begin Materials provided

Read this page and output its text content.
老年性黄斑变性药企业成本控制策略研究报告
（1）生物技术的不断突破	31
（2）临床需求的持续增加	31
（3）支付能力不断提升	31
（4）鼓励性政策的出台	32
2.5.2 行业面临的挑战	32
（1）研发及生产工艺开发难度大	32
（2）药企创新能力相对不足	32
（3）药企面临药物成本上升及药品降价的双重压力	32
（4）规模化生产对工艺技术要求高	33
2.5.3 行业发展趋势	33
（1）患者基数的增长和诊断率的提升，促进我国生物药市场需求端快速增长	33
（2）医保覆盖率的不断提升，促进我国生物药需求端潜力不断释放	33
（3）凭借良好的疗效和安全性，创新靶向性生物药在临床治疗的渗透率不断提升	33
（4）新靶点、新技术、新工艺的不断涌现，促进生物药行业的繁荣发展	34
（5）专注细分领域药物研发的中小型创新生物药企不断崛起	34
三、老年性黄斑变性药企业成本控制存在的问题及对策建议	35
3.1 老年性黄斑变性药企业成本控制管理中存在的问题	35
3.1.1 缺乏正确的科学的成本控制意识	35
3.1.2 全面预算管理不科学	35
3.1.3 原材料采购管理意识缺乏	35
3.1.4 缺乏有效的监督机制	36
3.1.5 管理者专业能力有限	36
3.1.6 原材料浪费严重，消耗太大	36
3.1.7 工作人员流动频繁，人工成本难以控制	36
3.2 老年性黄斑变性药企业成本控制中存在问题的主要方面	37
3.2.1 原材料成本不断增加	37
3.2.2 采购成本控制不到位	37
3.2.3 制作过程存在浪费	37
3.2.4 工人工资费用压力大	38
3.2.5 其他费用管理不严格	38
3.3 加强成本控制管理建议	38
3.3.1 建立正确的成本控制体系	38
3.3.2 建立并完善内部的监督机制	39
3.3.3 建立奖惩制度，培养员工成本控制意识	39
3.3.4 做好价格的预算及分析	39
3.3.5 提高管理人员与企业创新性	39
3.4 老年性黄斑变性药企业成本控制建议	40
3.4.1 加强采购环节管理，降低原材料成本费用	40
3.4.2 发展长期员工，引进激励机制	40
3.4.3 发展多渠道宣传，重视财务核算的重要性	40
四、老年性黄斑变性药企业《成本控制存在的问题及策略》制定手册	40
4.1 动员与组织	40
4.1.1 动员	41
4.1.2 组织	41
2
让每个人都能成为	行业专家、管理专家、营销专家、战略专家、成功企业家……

end Materials provided

Task goal. Repeat all the records. Match each line exactly.

Reply to the exercise.
Read this page and output its text content.
老年性黄斑变性药企业成本控制策略研究报告
（1）生物技术的不断突破	31
（2）临床需求的持续增加	31
（3）支付能力不断提升	31
（4）鼓励性政策的出台	32
2.5.2 行业面临的挑战	32
（1）研发及生产工艺开发难度大	32
（2）药企创新能力相对不足	32
（3）药企面临药物成本上升及药品降价的双重压力	32
（4）规模化生产对工艺技术要求高	33
2.5.3 行业发展趋势	33
（1）患者基数的增长和诊断率的提升，促进我国生物药市场需求端快速增长	33
（2）医保覆盖率的不断提升，促进我国生物药需求端潜力不断释放	33
（3）凭借良好的疗效和安全性，创新靶向性生物药在临床治疗的渗透率不断提升	33
（4）新靶点、新技术、新工艺的不断涌现，促进生物药行业的繁荣发展	34
（5）专注细分领域药物研发的中小型创新生物药企不断崛起	34
三、老年性黄斑变性药企业成本控制存在的问题及对策建议	35
3.1 老年性黄斑变性药企业成本控制管理中存在的问题	35
3.1.1 缺乏正确的科学的成本控制意识	35
3.1.2 全面预算管理不科学	35
3.1.3 原材料采购管理意识缺乏	35
3.1.4 缺乏有效的监督机制	36
3.1.5 管理者专业能力有限	36
3.1.6 原材料浪费严重，消耗太大	36
3.1.7 工作人员流动频繁，人工成本难以控制	36
3.2 老年性黄斑变性药企业成本控制中存在问题的主要方面	37
3.2.1 原材料成本不断增加	37
3.2.2 采购成本控制不到位	37
3.2.3 制作过程存在浪费	37
3.2.4 工人工资费用压力大	38
3.2.5 其他费用管理不严格	38
3.3 加强成本控制管理建议	38
3.3.1 建立正确的成本控制体系	38
3.3.2 建立并完善内部的监督机制	39
3.3.3 建立奖惩制度，培养员工成本控制意识	39
3.3.4 做好价格的预算及分析	39
3.3.5 提高管理人员与企业创新性	39
3.4 老年性黄斑变性药企业成本控制建议	40
3.4.1 加强采购环节管理，降低原材料成本费用	40
3.4.2 发展长期员工，引进激励机制	40
3.4.3 发展多渠道宣传，重视财务核算的重要性	40
四、老年性黄斑变性药企业《成本控制存在的问题及策略》制定手册	40
4.1 动员与组织	40
4.1.1 动员	41
4.1.2 组织	41
2
让每个人都能成为	行业专家、管理专家、营销专家、战略专家、成功企业家……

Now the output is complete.